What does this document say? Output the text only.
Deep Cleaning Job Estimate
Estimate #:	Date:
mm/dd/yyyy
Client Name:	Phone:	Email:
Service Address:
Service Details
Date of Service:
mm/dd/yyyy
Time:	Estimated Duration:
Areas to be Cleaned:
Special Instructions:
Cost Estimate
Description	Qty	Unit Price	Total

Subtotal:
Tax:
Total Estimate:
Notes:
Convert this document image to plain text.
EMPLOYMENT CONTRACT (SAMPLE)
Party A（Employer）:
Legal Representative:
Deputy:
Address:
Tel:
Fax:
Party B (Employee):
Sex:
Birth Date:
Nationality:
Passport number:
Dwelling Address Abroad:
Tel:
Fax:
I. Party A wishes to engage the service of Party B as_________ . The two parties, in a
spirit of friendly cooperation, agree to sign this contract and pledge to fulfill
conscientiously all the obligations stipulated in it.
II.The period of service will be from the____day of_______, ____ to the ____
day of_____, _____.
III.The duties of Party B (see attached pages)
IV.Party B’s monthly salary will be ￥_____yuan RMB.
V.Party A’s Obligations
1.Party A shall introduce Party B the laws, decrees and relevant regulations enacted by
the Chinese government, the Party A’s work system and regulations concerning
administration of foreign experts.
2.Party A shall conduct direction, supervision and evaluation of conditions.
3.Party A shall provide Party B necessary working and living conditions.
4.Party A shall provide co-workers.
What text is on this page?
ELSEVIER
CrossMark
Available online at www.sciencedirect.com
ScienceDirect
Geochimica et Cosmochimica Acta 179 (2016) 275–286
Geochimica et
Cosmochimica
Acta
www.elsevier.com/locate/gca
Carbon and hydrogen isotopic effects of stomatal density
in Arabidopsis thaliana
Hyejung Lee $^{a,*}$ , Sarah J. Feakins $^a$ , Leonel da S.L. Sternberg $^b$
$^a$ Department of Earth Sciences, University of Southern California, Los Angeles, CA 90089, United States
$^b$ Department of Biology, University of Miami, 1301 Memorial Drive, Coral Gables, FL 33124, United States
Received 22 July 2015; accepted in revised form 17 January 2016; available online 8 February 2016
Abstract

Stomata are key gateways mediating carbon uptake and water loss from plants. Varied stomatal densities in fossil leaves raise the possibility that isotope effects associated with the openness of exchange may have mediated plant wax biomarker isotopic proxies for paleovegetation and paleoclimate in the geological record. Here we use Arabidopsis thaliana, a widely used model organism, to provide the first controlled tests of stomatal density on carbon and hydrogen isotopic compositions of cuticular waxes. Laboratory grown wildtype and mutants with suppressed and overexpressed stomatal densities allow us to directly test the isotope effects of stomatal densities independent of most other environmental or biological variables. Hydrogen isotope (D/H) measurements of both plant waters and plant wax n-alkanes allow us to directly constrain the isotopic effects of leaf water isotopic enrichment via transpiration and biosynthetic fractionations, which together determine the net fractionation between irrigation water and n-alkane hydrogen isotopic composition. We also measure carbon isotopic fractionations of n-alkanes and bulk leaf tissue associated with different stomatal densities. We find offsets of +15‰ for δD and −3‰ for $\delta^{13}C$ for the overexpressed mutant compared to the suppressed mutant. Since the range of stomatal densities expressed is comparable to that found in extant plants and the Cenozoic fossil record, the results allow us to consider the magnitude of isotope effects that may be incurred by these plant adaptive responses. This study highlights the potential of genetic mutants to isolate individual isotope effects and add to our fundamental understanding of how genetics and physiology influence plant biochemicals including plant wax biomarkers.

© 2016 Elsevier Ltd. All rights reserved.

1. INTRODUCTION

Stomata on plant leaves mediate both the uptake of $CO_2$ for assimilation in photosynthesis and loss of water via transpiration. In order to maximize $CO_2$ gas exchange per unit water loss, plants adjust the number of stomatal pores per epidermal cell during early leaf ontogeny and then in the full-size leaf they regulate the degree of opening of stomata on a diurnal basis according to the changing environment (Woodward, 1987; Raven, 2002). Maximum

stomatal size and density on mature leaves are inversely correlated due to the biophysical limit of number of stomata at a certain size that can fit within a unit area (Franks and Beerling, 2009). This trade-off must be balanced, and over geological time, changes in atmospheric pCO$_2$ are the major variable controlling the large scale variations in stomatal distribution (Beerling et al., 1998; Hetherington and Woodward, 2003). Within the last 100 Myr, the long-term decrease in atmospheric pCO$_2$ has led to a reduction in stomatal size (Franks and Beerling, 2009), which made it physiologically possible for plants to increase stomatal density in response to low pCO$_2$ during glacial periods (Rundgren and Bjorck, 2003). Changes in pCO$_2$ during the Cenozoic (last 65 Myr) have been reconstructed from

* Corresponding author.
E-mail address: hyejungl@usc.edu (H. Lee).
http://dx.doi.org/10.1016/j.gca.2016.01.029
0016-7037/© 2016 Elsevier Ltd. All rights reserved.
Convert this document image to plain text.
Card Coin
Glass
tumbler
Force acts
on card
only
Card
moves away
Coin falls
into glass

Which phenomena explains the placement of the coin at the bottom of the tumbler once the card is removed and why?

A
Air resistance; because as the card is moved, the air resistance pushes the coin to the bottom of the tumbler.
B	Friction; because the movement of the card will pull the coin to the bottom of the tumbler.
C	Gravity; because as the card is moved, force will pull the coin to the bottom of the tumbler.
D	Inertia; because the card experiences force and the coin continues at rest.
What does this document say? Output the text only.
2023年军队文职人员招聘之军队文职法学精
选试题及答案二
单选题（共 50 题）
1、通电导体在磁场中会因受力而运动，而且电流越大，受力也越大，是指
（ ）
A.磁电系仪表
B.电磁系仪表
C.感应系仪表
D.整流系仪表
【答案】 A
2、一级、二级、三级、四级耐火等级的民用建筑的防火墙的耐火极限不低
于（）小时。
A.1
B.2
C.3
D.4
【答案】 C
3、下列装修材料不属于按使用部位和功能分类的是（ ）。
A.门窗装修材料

----------------

Lines from the records above that hold "effects" are the ones to list.

■ Exercise output
Carbon and hydrogen isotopic effects of stomatal density
Stomata are key gateways mediating carbon uptake and water loss from plants. Varied stomatal densities in fossil leaves raise the possibility that isotope effects associated with the openness of exchange may have mediated plant wax biomarker isotopic proxies for paleovegetation and paleoclimate in the geological record. Here we use Arabidopsis thaliana, a widely used model organism, to provide the first controlled tests of stomatal density on carbon and hydrogen isotopic compositions of cuticular waxes. Laboratory grown wildtype and mutants with suppressed and overexpressed stomatal densities allow us to directly test the isotope effects of stomatal densities independent of most other environmental or biological variables. Hydrogen isotope (D/H) measurements of both plant waters and plant wax n-alkanes allow us to directly constrain the isotopic effects of leaf water isotopic enrichment via transpiration and biosynthetic fractionations, which together determine the net fractionation between irrigation water and n-alkane hydrogen isotopic composition. We also measure carbon isotopic fractionations of n-alkanes and bulk leaf tissue associated with different stomatal densities. We find offsets of +15‰ for δD and −3‰ for $\delta^{13}C$ for the overexpressed mutant compared to the suppressed mutant. Since the range of stomatal densities expressed is comparable to that found in extant plants and the Cenozoic fossil record, the results allow us to consider the magnitude of isotope effects that may be incurred by these plant adaptive responses. This study highlights the potential of genetic mutants to isolate individual isotope effects and add to our fundamental understanding of how genetics and physiology influence plant biochemicals including plant wax biomarkers.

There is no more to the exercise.